[Short problem]:
Tally the lines that contain the string "Automática" and give the number by itself.

Extracted data entries:
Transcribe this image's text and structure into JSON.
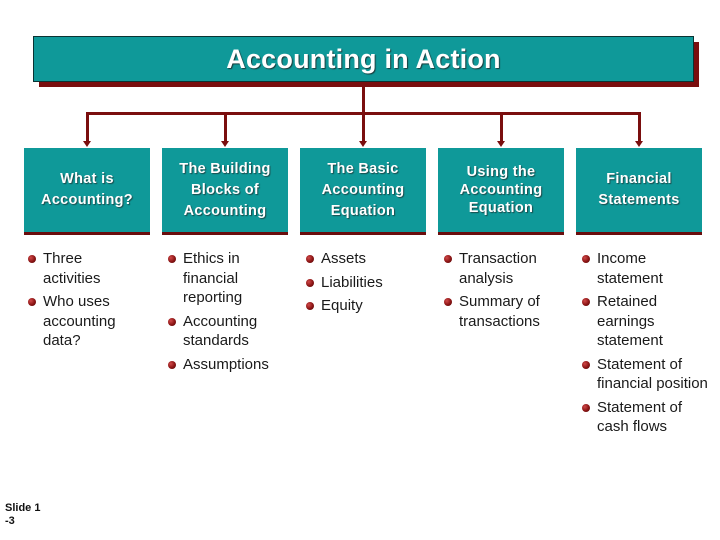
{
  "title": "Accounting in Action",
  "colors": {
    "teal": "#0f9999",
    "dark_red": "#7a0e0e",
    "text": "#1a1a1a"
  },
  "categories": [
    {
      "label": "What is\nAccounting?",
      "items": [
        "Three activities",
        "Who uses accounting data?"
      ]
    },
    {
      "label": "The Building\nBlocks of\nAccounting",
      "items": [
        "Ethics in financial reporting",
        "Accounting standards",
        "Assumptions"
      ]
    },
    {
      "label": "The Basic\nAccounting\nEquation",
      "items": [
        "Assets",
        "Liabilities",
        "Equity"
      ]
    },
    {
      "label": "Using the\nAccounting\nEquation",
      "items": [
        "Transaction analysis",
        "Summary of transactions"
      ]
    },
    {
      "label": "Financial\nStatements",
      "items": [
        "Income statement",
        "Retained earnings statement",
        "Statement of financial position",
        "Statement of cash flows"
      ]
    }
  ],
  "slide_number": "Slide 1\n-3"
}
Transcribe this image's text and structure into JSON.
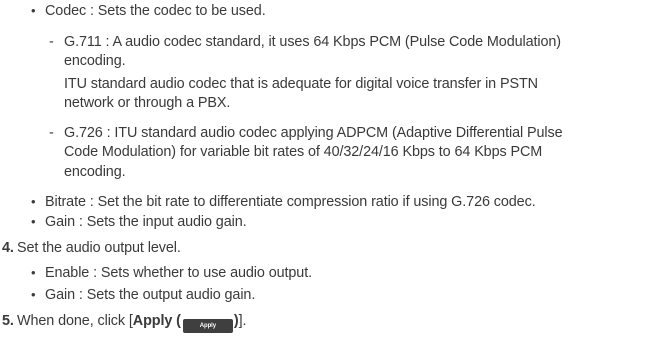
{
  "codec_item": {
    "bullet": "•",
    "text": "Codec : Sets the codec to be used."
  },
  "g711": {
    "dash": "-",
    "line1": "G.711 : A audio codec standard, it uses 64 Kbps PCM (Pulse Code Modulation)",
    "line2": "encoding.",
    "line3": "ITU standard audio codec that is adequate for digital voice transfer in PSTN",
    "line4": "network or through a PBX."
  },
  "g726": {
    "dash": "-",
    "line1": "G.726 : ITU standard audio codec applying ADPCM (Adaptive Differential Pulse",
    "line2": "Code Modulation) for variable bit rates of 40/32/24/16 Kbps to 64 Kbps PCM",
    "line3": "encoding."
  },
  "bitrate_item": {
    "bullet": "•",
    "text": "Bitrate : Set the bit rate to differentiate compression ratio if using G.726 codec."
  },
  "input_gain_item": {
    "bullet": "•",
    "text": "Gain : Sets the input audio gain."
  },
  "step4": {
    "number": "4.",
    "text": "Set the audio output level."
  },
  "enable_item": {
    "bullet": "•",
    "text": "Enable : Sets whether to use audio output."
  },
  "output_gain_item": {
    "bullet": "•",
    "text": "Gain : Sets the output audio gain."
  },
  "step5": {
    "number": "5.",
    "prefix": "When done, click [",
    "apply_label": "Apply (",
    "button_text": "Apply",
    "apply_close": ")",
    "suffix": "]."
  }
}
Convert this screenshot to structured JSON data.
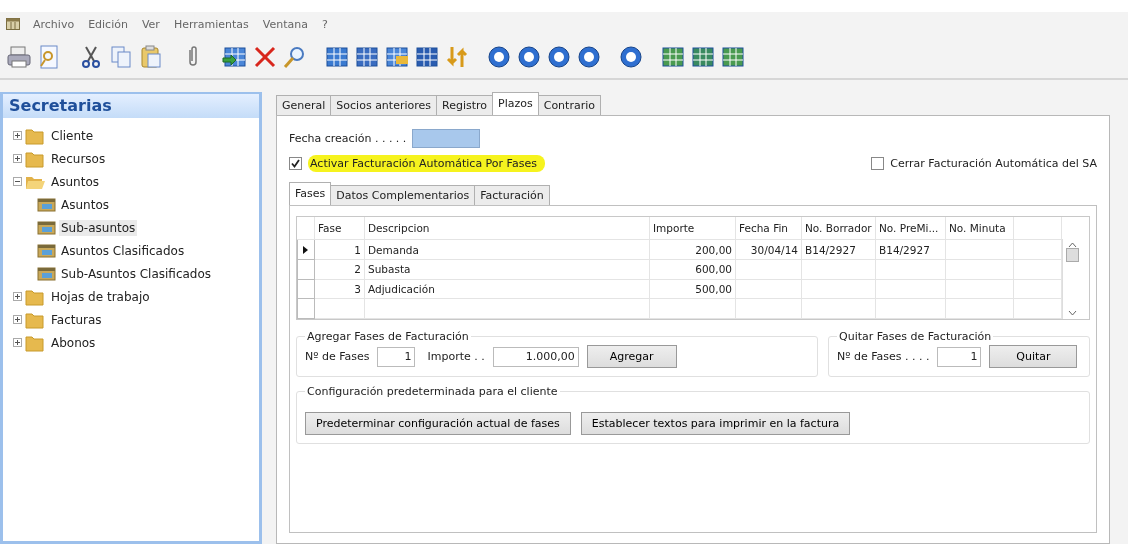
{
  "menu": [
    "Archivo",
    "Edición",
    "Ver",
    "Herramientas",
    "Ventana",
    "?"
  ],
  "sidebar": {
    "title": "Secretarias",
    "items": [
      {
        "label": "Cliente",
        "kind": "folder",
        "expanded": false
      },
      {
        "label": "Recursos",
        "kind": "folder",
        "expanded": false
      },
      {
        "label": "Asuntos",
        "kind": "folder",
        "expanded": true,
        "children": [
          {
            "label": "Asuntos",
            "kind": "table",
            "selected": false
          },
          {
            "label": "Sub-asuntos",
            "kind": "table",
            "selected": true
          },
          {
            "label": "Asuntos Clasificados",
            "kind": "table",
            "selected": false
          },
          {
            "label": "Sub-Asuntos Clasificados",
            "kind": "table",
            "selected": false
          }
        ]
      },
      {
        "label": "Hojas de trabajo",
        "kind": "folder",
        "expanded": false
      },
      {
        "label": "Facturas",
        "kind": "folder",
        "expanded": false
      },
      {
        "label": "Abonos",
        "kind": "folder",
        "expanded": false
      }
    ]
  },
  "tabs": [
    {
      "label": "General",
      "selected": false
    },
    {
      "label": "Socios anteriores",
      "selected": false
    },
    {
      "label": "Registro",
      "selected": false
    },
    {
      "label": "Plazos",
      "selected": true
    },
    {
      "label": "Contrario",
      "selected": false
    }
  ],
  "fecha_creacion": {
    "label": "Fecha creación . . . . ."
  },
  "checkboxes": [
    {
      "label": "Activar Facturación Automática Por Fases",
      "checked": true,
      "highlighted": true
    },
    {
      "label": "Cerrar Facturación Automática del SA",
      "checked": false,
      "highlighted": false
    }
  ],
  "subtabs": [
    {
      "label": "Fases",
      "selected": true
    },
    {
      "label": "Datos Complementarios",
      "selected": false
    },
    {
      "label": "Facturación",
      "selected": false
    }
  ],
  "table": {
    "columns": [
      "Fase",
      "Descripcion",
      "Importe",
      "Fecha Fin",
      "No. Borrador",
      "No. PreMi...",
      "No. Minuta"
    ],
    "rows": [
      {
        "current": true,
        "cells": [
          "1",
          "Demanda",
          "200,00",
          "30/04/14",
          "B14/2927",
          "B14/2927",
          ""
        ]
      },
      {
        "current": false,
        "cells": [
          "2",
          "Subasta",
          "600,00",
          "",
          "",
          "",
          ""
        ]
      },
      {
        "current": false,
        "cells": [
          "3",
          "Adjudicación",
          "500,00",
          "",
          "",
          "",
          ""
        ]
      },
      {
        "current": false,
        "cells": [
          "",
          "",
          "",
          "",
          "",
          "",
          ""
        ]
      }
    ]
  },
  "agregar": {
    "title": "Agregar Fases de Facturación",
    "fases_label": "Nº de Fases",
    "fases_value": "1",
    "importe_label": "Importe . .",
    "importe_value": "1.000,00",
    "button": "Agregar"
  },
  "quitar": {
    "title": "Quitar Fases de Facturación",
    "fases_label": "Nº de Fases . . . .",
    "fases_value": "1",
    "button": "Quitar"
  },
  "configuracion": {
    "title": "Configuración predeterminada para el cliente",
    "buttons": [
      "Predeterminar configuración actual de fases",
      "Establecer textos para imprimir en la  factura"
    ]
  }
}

...

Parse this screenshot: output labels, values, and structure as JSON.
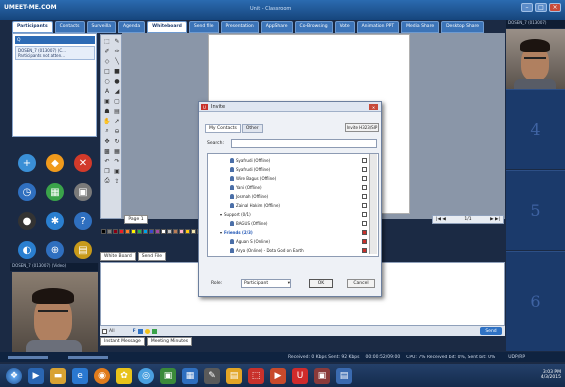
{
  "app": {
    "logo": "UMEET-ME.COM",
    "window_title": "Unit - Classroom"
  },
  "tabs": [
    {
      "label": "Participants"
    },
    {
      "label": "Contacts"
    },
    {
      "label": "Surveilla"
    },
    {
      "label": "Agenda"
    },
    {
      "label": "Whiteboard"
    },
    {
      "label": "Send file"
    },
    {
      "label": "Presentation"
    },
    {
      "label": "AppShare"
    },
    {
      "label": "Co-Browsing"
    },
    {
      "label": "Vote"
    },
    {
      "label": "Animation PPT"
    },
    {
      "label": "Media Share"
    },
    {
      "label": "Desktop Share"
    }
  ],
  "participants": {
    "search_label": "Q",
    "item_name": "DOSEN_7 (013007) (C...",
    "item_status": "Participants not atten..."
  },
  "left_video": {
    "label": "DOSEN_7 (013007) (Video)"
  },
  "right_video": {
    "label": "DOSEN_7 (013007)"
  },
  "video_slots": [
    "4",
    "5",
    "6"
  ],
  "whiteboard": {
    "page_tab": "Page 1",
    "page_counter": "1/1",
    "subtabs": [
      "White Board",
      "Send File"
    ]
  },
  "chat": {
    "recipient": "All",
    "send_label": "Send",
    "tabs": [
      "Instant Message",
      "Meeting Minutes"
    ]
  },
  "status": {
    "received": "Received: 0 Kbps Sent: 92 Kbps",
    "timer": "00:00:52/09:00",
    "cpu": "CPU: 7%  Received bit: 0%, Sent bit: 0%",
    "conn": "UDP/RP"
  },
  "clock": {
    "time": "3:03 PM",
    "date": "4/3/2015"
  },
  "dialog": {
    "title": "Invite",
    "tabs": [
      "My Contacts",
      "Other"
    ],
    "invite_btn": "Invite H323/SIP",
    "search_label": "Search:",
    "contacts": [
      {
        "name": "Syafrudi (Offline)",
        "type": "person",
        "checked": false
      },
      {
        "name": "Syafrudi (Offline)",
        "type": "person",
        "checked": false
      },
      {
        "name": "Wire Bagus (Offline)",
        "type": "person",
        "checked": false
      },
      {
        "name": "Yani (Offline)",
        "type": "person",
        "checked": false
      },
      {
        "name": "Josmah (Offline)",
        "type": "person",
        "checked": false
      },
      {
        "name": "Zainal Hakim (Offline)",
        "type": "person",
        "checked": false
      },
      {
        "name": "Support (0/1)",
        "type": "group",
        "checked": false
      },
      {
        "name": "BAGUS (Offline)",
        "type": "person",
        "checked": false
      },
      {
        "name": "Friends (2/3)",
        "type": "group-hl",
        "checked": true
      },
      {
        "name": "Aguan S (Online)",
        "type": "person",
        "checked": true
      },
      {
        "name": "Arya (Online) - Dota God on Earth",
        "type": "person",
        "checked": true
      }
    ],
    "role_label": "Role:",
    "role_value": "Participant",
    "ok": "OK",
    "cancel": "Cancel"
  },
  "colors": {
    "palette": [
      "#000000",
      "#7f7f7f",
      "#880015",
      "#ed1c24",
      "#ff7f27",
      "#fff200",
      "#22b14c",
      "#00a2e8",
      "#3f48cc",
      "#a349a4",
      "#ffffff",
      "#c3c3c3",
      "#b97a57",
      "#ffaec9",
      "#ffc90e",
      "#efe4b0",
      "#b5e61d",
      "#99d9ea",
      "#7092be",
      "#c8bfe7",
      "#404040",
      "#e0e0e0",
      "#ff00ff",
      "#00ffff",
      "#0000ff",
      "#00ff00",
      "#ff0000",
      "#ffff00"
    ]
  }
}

[Solution to this problem]:
2